Prompt:
Return the data exactly, with all pictures removed.

Extracted records:
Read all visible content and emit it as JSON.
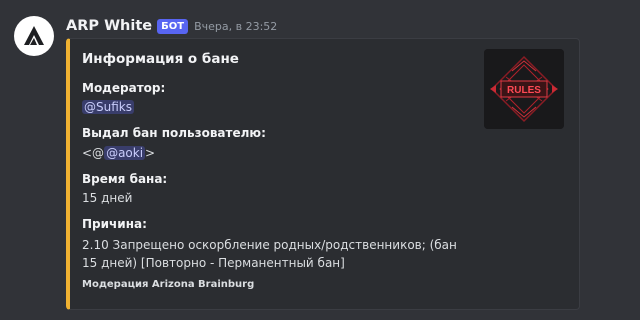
{
  "message": {
    "username": "ARP White",
    "bot_tag": "БОТ",
    "timestamp": "Вчера, в 23:52"
  },
  "embed": {
    "title": "Информация о бане",
    "fields": [
      {
        "name": "Модератор:",
        "mention": "@Sufiks"
      },
      {
        "name": "Выдал бан пользователю:",
        "prefix": "<@",
        "mention": "@aoki",
        "suffix": ">"
      },
      {
        "name": "Время бана:",
        "value": "15 дней"
      },
      {
        "name": "Причина:",
        "value": "2.10 Запрещено оскорбление родных/родственников; (бан 15 дней) [Повторно - Перманентный бан]"
      }
    ],
    "footer": "Модерация Arizona Brainburg",
    "accent_color": "#f0b232",
    "thumbnail_text": "RULES"
  },
  "colors": {
    "background": "#313338",
    "embed_bg": "#2b2d31",
    "mention_bg": "#3c4270",
    "bot_tag": "#5865f2"
  }
}
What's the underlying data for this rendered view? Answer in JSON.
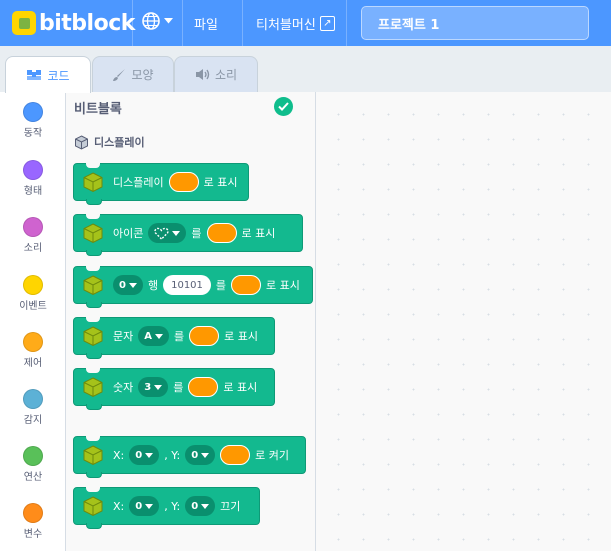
{
  "topbar": {
    "logo": "bitblock",
    "menu_file": "파일",
    "menu_teacher": "티처블머신",
    "project_title": "프로젝트 1"
  },
  "tabs": [
    {
      "label": "코드"
    },
    {
      "label": "모양"
    },
    {
      "label": "소리"
    }
  ],
  "categories": [
    {
      "label": "동작",
      "color": "#4c97ff"
    },
    {
      "label": "형태",
      "color": "#9966ff"
    },
    {
      "label": "소리",
      "color": "#cf63cf"
    },
    {
      "label": "이벤트",
      "color": "#ffd500"
    },
    {
      "label": "제어",
      "color": "#ffab19"
    },
    {
      "label": "감지",
      "color": "#5cb1d6"
    },
    {
      "label": "연산",
      "color": "#59c059"
    },
    {
      "label": "변수",
      "color": "#ff8c1a"
    }
  ],
  "palette": {
    "title": "비트블록",
    "section": "디스플레이",
    "blocks": {
      "b1": {
        "t1": "디스플레이",
        "t2": "로 표시"
      },
      "b2": {
        "t1": "아이콘",
        "t2": "를",
        "t3": "로 표시"
      },
      "b3": {
        "dd1": "0",
        "t1": "행",
        "num": "10101",
        "t2": "를",
        "t3": "로 표시"
      },
      "b4": {
        "t1": "문자",
        "dd1": "A",
        "t2": "를",
        "t3": "로 표시"
      },
      "b5": {
        "t1": "숫자",
        "dd1": "3",
        "t2": "를",
        "t3": "로 표시"
      },
      "b6": {
        "t1": "X:",
        "dd1": "0",
        "t2": ", Y:",
        "dd2": "0",
        "t3": "로 켜기"
      },
      "b7": {
        "t1": "X:",
        "dd1": "0",
        "t2": ", Y:",
        "dd2": "0",
        "t3": "끄기"
      }
    }
  },
  "colors": {
    "accent": "#4c97ff",
    "block": "#13b98f",
    "input_color": "#ff9800"
  }
}
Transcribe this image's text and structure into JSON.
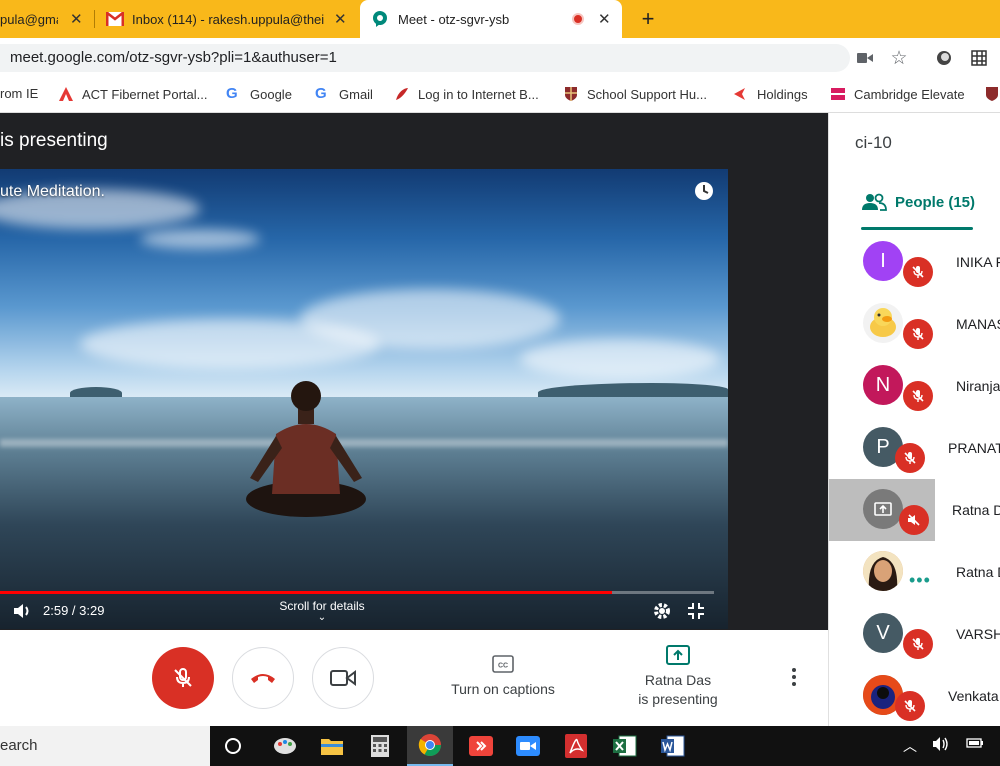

Expected answer:
Read all visible content and emit it as JSON.
{
  "message": {
    "username": "ARP White",
    "bot_tag": "БОТ",
    "timestamp": "Вчера, в 23:52"
  },
  "embed": {
    "title": "Информация о бане",
    "fields": [
      {
        "name": "Модератор:",
        "mention": "@Sufiks"
      },
      {
        "name": "Выдал бан пользователю:",
        "prefix": "<@",
        "mention": "@aoki",
        "suffix": ">"
      },
      {
        "name": "Время бана:",
        "value": "15 дней"
      },
      {
        "name": "Причина:",
        "value": "2.10 Запрещено оскорбление родных/родственников; (бан 15 дней) [Повторно - Перманентный бан]"
      }
    ],
    "footer": "Модерация Arizona Brainburg",
    "accent_color": "#f0b232",
    "thumbnail_text": "RULES"
  },
  "colors": {
    "background": "#313338",
    "embed_bg": "#2b2d31",
    "mention_bg": "#3c4270",
    "bot_tag": "#5865f2"
  }
}
What's the underlying data for this rendered view? Answer in JSON.
{
  "topbar": {
    "logo": "bitblock",
    "menu_file": "파일",
    "menu_teacher": "티처블머신",
    "project_title": "프로젝트 1"
  },
  "tabs": [
    {
      "label": "코드"
    },
    {
      "label": "모양"
    },
    {
      "label": "소리"
    }
  ],
  "categories": [
    {
      "label": "동작",
      "color": "#4c97ff"
    },
    {
      "label": "형태",
      "color": "#9966ff"
    },
    {
      "label": "소리",
      "color": "#cf63cf"
    },
    {
      "label": "이벤트",
      "color": "#ffd500"
    },
    {
      "label": "제어",
      "color": "#ffab19"
    },
    {
      "label": "감지",
      "color": "#5cb1d6"
    },
    {
      "label": "연산",
      "color": "#59c059"
    },
    {
      "label": "변수",
      "color": "#ff8c1a"
    }
  ],
  "palette": {
    "title": "비트블록",
    "section": "디스플레이",
    "blocks": {
      "b1": {
        "t1": "디스플레이",
        "t2": "로 표시"
      },
      "b2": {
        "t1": "아이콘",
        "t2": "를",
        "t3": "로 표시"
      },
      "b3": {
        "dd1": "0",
        "t1": "행",
        "num": "10101",
        "t2": "를",
        "t3": "로 표시"
      },
      "b4": {
        "t1": "문자",
        "dd1": "A",
        "t2": "를",
        "t3": "로 표시"
      },
      "b5": {
        "t1": "숫자",
        "dd1": "3",
        "t2": "를",
        "t3": "로 표시"
      },
      "b6": {
        "t1": "X:",
        "dd1": "0",
        "t2": ", Y:",
        "dd2": "0",
        "t3": "로 켜기"
      },
      "b7": {
        "t1": "X:",
        "dd1": "0",
        "t2": ", Y:",
        "dd2": "0",
        "t3": "끄기"
      }
    }
  },
  "colors": {
    "accent": "#4c97ff",
    "block": "#13b98f",
    "input_color": "#ff9800"
  }
}
Transcribe this image's text and structure into JSON.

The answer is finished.